• GIVEN PROBLEM
Print, please, the line that contains "Read all visible content and emit it as JSON." and each line after it to the end of the entries, unchanged and with nothing else.

• Figure dataset records
--------------------
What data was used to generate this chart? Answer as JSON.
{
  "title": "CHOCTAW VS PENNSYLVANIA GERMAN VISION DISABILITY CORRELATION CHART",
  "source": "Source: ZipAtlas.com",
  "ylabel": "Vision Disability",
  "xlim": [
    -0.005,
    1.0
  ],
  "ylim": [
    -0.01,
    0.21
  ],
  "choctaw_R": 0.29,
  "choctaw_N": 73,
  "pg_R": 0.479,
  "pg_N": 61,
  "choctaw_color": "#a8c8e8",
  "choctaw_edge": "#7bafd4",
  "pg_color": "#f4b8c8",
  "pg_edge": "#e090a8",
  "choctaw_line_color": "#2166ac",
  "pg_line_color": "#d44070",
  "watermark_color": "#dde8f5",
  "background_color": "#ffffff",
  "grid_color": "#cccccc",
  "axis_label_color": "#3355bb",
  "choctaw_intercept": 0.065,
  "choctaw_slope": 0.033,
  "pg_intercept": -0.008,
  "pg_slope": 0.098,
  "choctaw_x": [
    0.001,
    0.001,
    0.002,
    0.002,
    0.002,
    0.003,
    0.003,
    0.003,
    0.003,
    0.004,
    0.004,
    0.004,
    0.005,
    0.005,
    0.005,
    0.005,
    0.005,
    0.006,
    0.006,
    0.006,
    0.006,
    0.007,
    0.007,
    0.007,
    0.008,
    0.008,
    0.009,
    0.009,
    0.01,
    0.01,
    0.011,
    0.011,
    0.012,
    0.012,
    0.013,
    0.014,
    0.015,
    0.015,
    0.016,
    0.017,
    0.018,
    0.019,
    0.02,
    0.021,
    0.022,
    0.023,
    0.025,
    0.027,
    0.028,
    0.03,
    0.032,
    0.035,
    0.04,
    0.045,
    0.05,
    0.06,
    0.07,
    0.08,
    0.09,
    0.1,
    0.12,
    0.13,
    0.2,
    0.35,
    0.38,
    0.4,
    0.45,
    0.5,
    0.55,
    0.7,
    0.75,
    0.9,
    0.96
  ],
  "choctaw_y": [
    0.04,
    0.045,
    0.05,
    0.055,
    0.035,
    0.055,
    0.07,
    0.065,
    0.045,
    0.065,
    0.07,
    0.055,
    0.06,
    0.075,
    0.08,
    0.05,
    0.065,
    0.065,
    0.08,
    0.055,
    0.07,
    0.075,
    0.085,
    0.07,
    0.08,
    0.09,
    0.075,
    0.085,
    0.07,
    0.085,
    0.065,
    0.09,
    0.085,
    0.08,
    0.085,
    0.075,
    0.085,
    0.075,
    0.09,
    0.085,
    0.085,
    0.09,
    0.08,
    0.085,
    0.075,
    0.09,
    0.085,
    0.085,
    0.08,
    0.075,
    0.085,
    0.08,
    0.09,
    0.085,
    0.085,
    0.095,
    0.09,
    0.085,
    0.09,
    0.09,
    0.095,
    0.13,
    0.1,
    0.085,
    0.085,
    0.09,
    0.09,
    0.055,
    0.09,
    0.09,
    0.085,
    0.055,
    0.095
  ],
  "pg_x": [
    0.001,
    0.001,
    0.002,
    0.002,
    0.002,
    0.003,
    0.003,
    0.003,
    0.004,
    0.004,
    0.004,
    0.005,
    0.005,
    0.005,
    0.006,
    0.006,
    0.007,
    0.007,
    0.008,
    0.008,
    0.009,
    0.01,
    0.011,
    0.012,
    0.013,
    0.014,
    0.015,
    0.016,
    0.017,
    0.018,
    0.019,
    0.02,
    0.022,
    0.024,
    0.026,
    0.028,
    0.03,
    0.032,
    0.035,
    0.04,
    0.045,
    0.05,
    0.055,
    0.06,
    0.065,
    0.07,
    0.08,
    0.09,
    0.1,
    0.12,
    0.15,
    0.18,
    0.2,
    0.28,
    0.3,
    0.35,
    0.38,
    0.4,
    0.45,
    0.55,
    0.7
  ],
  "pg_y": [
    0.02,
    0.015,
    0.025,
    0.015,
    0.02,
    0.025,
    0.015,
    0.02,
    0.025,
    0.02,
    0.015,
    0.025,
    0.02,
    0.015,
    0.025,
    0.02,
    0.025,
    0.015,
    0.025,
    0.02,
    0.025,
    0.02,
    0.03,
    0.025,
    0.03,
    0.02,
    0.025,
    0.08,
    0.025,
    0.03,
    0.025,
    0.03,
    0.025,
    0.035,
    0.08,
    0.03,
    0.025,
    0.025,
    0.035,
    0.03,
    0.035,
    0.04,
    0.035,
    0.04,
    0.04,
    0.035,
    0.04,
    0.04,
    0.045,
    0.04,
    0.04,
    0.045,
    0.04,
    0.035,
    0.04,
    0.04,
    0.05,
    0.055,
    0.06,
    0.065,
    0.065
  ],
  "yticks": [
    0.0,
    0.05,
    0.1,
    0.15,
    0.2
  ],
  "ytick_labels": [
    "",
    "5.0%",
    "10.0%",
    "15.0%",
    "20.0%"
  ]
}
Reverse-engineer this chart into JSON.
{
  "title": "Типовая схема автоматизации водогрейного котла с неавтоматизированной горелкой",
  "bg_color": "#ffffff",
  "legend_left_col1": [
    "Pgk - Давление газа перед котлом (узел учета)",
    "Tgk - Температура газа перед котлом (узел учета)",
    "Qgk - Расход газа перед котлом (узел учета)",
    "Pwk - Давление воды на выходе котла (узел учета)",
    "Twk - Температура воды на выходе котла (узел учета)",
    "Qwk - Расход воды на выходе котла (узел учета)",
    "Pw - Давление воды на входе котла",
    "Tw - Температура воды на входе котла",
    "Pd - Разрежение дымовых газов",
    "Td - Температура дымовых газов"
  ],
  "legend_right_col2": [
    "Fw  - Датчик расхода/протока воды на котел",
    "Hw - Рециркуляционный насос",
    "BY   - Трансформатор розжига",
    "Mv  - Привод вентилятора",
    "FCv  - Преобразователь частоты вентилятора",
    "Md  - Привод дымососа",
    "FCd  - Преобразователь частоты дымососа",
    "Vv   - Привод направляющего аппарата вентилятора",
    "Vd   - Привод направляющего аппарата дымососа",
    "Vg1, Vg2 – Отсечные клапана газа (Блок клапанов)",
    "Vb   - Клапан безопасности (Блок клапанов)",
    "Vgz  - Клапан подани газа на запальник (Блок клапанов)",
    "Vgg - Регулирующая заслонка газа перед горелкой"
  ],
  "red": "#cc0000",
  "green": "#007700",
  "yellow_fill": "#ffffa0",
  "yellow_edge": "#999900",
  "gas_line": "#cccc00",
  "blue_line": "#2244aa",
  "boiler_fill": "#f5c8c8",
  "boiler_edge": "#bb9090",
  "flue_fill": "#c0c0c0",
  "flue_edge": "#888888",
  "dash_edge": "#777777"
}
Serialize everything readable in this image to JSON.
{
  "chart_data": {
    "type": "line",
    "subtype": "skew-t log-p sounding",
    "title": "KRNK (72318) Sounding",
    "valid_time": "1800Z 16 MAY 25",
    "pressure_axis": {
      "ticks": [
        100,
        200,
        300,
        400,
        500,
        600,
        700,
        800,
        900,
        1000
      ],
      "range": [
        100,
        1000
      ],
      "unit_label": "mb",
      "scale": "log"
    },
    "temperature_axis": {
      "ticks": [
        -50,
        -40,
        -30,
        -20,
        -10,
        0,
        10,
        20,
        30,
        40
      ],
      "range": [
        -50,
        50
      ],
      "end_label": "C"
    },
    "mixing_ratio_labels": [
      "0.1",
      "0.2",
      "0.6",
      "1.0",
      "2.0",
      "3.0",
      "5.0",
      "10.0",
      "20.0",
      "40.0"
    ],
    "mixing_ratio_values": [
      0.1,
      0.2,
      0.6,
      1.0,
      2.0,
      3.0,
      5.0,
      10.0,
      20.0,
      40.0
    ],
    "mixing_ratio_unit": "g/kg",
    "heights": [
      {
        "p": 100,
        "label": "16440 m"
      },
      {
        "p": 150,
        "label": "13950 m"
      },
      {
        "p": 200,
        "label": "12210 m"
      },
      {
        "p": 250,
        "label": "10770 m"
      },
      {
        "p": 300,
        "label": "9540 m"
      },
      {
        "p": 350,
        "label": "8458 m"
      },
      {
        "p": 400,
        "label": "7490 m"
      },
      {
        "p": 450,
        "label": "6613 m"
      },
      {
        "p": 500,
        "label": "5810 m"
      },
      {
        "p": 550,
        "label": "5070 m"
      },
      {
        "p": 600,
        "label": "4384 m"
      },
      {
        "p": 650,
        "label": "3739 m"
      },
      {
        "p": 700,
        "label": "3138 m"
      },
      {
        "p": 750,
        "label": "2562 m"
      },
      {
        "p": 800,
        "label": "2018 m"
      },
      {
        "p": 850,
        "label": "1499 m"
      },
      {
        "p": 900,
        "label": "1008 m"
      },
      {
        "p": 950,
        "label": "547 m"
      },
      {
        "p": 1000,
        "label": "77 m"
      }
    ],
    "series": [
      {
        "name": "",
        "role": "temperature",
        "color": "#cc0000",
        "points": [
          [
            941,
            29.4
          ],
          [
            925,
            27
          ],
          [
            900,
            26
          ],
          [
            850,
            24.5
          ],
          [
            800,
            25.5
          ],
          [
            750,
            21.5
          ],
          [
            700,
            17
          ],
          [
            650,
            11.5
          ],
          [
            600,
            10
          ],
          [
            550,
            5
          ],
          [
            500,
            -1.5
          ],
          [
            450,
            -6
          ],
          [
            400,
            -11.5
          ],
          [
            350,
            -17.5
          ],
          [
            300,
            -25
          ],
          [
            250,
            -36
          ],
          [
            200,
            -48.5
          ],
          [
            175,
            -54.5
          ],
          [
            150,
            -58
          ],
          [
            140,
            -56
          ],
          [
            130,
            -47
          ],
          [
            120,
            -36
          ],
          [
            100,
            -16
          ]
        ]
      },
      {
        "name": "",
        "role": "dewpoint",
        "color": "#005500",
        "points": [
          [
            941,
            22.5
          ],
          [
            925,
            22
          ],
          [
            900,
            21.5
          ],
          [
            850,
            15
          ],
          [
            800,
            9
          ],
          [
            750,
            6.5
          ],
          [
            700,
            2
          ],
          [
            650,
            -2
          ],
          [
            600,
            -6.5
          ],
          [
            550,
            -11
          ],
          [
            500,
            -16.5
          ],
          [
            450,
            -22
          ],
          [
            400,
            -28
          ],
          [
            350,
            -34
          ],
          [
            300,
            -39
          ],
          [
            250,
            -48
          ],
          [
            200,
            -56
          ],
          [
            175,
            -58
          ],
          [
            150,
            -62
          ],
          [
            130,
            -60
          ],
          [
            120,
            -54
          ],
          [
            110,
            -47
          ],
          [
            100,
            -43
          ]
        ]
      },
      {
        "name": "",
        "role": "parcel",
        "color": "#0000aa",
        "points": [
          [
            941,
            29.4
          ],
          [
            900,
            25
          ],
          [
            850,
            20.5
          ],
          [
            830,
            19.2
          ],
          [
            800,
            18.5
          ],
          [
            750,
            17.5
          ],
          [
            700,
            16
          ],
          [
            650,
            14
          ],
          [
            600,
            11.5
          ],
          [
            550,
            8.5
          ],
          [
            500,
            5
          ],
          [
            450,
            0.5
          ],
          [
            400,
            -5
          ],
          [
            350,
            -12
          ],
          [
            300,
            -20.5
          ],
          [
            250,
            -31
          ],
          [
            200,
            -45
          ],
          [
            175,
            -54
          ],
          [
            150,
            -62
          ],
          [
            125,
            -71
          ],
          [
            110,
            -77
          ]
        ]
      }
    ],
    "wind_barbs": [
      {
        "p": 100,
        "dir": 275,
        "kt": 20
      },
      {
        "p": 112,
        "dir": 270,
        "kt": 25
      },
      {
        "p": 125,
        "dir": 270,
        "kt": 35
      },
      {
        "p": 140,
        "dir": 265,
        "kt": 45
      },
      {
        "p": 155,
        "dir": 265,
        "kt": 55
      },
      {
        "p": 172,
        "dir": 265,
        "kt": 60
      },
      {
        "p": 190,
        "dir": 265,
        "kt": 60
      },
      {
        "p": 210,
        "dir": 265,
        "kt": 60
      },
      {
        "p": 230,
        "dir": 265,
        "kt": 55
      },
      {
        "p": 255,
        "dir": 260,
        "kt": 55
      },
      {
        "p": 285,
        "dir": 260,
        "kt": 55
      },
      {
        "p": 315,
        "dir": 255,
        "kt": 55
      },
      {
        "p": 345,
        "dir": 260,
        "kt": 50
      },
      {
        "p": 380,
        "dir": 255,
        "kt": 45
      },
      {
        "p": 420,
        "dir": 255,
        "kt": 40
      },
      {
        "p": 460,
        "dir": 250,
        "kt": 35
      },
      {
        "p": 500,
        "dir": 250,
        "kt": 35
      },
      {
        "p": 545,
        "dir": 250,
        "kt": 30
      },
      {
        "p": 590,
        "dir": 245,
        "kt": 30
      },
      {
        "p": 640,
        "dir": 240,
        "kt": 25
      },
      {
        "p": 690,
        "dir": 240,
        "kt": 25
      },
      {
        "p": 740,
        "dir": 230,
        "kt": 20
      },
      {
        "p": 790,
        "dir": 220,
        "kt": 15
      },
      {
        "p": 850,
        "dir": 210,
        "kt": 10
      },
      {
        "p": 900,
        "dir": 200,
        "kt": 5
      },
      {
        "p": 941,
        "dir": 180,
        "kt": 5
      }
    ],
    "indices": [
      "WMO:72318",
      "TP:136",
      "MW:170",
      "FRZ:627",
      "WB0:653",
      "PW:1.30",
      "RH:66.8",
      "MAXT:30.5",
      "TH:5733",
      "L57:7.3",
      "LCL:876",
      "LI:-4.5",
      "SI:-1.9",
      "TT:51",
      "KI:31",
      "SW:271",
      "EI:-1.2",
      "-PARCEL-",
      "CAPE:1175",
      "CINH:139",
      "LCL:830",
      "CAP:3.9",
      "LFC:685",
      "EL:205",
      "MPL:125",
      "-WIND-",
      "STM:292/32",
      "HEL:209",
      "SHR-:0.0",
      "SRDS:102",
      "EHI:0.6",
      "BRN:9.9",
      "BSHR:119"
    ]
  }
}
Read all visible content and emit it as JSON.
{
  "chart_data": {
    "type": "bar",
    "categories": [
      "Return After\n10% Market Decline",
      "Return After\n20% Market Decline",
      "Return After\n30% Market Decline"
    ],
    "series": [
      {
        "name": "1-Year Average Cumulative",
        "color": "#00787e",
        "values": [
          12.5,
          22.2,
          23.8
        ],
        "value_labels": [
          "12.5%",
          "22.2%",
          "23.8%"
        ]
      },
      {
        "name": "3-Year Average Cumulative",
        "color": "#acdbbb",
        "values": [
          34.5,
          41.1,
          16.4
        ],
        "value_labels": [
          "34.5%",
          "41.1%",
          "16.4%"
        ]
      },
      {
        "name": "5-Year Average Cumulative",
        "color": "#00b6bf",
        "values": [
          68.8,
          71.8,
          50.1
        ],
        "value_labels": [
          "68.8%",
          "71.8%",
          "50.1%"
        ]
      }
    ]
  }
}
--------------------
• OUTPUT OF THE EXERCISE
Read all visible content and emit it as JSON.
{
  "chart_data": {
    "type": "bar",
    "categories": [
      "Return After\n10% Market Decline",
      "Return After\n20% Market Decline",
      "Return After\n30% Market Decline"
    ],
    "series": [
      {
        "name": "1-Year Average Cumulative",
        "color": "#00787e",
        "values": [
          12.5,
          22.2,
          23.8
        ],
        "value_labels": [
          "12.5%",
          "22.2%",
          "23.8%"
        ]
      },
      {
        "name": "3-Year Average Cumulative",
        "color": "#acdbbb",
        "values": [
          34.5,
          41.1,
          16.4
        ],
        "value_labels": [
          "34.5%",
          "41.1%",
          "16.4%"
        ]
      },
      {
        "name": "5-Year Average Cumulative",
        "color": "#00b6bf",
        "values": [
          68.8,
          71.8,
          50.1
        ],
        "value_labels": [
          "68.8%",
          "71.8%",
          "50.1%"
        ]
      }
    ]
  }
}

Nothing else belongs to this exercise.